## SUPPLIED ENTRIES:
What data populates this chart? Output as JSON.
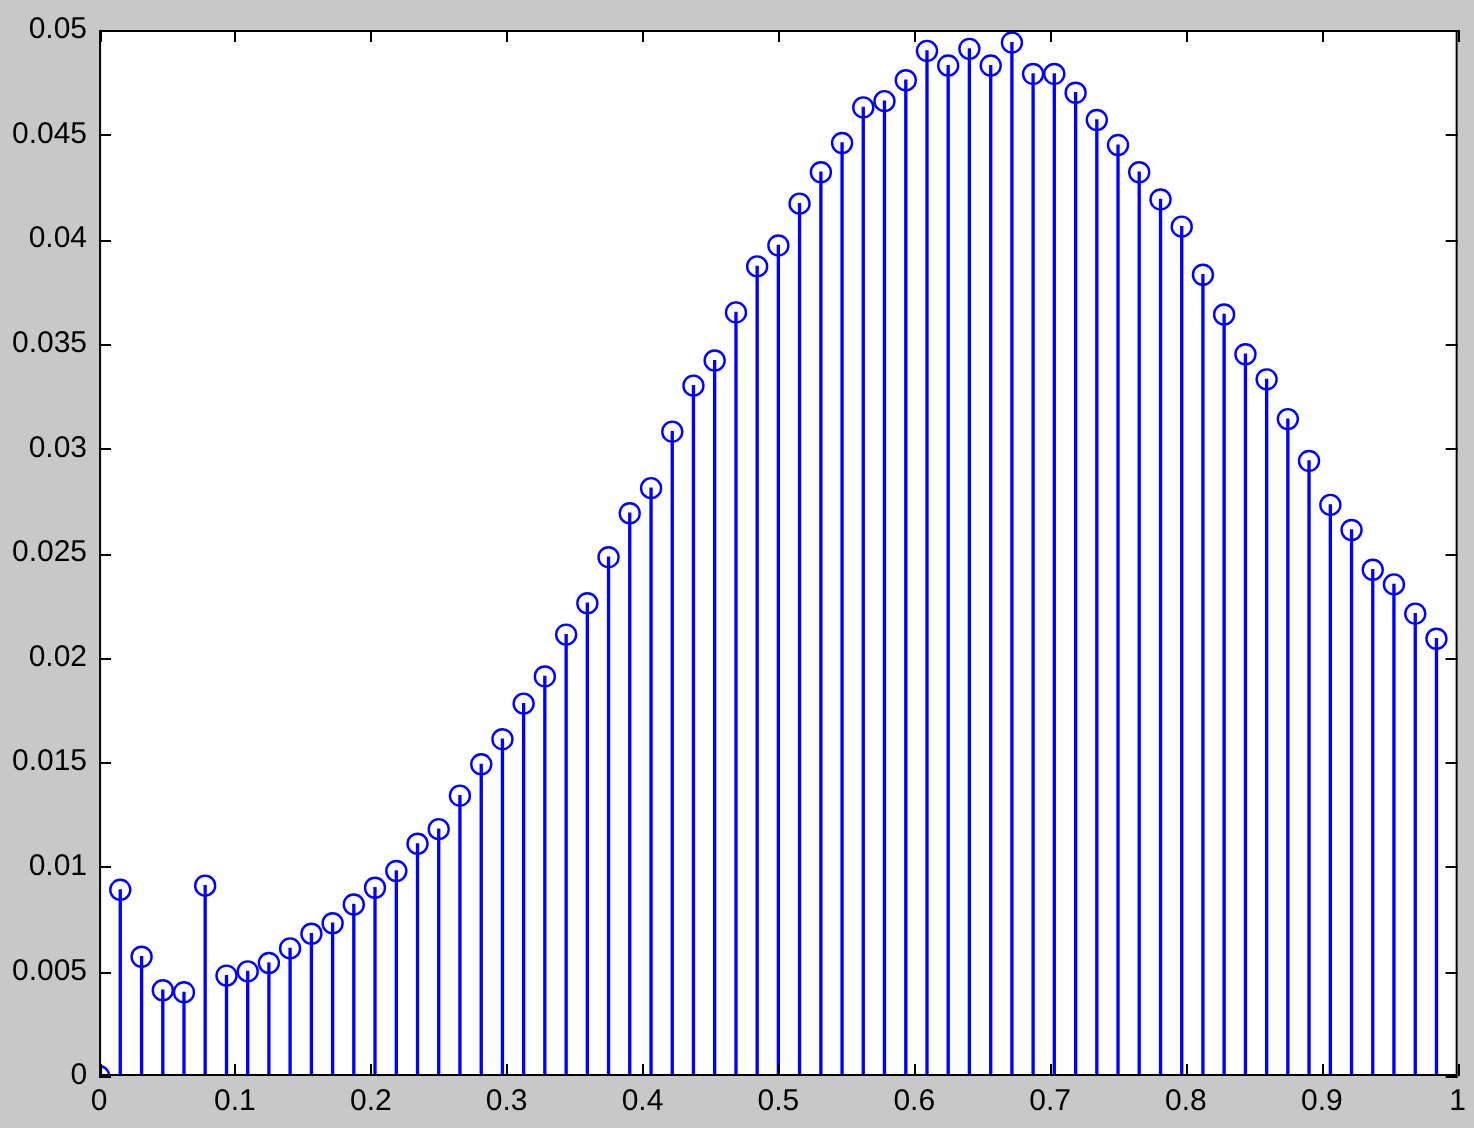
{
  "chart_data": {
    "type": "lollipop",
    "marker": "circle",
    "color": "#0000ff",
    "x": [
      0,
      0.0156,
      0.0313,
      0.0469,
      0.0625,
      0.0781,
      0.0938,
      0.1094,
      0.125,
      0.1406,
      0.1563,
      0.1719,
      0.1875,
      0.2031,
      0.2188,
      0.2344,
      0.25,
      0.2656,
      0.2813,
      0.2969,
      0.3125,
      0.3281,
      0.3438,
      0.3594,
      0.375,
      0.3906,
      0.4063,
      0.4219,
      0.4375,
      0.4531,
      0.4688,
      0.4844,
      0.5,
      0.5156,
      0.5313,
      0.5469,
      0.5625,
      0.5781,
      0.5938,
      0.6094,
      0.625,
      0.6406,
      0.6563,
      0.6719,
      0.6875,
      0.7031,
      0.7188,
      0.7344,
      0.75,
      0.7656,
      0.7813,
      0.7969,
      0.8125,
      0.8281,
      0.8438,
      0.8594,
      0.875,
      0.8906,
      0.9063,
      0.9219,
      0.9375,
      0.9531,
      0.9688,
      0.9844
    ],
    "values": [
      0,
      0.0089,
      0.0057,
      0.0041,
      0.004,
      0.0091,
      0.0048,
      0.005,
      0.0054,
      0.0061,
      0.0068,
      0.0073,
      0.0082,
      0.009,
      0.0098,
      0.0111,
      0.0118,
      0.0134,
      0.0149,
      0.0161,
      0.0178,
      0.0191,
      0.0211,
      0.0226,
      0.0248,
      0.0269,
      0.0281,
      0.0308,
      0.033,
      0.0342,
      0.0365,
      0.0387,
      0.0397,
      0.0417,
      0.0432,
      0.0446,
      0.0463,
      0.0466,
      0.0476,
      0.049,
      0.0483,
      0.0491,
      0.0483,
      0.0494,
      0.0479,
      0.0479,
      0.047,
      0.0457,
      0.0445,
      0.0432,
      0.0419,
      0.0406,
      0.0383,
      0.0364,
      0.0345,
      0.0333,
      0.0314,
      0.0294,
      0.0273,
      0.0261,
      0.0242,
      0.0235,
      0.0221,
      0.0209
    ],
    "xlim": [
      0,
      1
    ],
    "xticks": [
      0,
      0.1,
      0.2,
      0.3,
      0.4,
      0.5,
      0.6,
      0.7,
      0.8,
      0.9,
      1
    ],
    "ylim": [
      0,
      0.05
    ],
    "yticks": [
      0,
      0.005,
      0.01,
      0.015,
      0.02,
      0.025,
      0.03,
      0.035,
      0.04,
      0.045,
      0.05
    ]
  }
}
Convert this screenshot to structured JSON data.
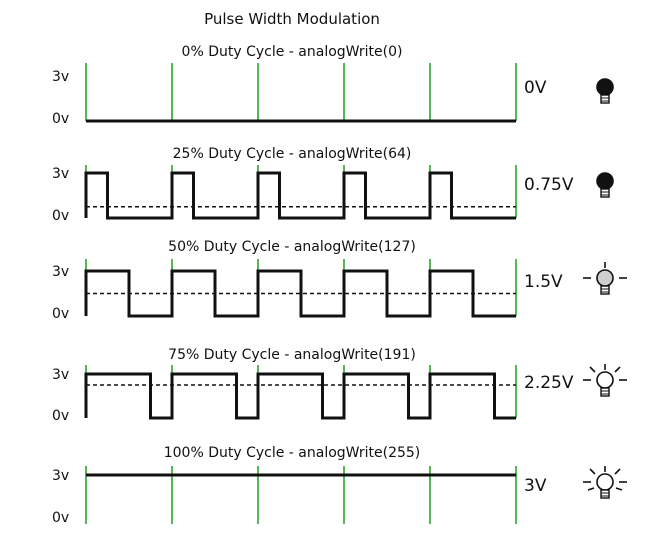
{
  "title": "Pulse Width Modulation",
  "y_tick_labels": {
    "high": "3v",
    "low": "0v"
  },
  "colors": {
    "grid": "#2aa52a",
    "signal": "#111111",
    "average": "#111111",
    "text": "#111111"
  },
  "panels": [
    {
      "label": "0% Duty Cycle - analogWrite(0)",
      "duty": 0.0,
      "voltage": "0V",
      "bulb": "bulb-off-icon"
    },
    {
      "label": "25% Duty Cycle - analogWrite(64)",
      "duty": 0.25,
      "voltage": "0.75V",
      "bulb": "bulb-off-icon"
    },
    {
      "label": "50% Duty Cycle - analogWrite(127)",
      "duty": 0.5,
      "voltage": "1.5V",
      "bulb": "bulb-dim-icon"
    },
    {
      "label": "75% Duty Cycle - analogWrite(191)",
      "duty": 0.75,
      "voltage": "2.25V",
      "bulb": "bulb-bright-icon"
    },
    {
      "label": "100% Duty Cycle - analogWrite(255)",
      "duty": 1.0,
      "voltage": "3V",
      "bulb": "bulb-full-icon"
    }
  ]
}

## WHAT YOU HAVE TO DO:
Go to the line containing "Convert this screenshot" and set it down, along with every later line through the last one, exactly as written and without the pictures.

## ANSWER TO THIS PROBLEM:
Convert this screenshot to structured JSON data.
{
  "title": "Pulse Width Modulation",
  "y_tick_labels": {
    "high": "3v",
    "low": "0v"
  },
  "colors": {
    "grid": "#2aa52a",
    "signal": "#111111",
    "average": "#111111",
    "text": "#111111"
  },
  "panels": [
    {
      "label": "0% Duty Cycle - analogWrite(0)",
      "duty": 0.0,
      "voltage": "0V",
      "bulb": "bulb-off-icon"
    },
    {
      "label": "25% Duty Cycle - analogWrite(64)",
      "duty": 0.25,
      "voltage": "0.75V",
      "bulb": "bulb-off-icon"
    },
    {
      "label": "50% Duty Cycle - analogWrite(127)",
      "duty": 0.5,
      "voltage": "1.5V",
      "bulb": "bulb-dim-icon"
    },
    {
      "label": "75% Duty Cycle - analogWrite(191)",
      "duty": 0.75,
      "voltage": "2.25V",
      "bulb": "bulb-bright-icon"
    },
    {
      "label": "100% Duty Cycle - analogWrite(255)",
      "duty": 1.0,
      "voltage": "3V",
      "bulb": "bulb-full-icon"
    }
  ]
}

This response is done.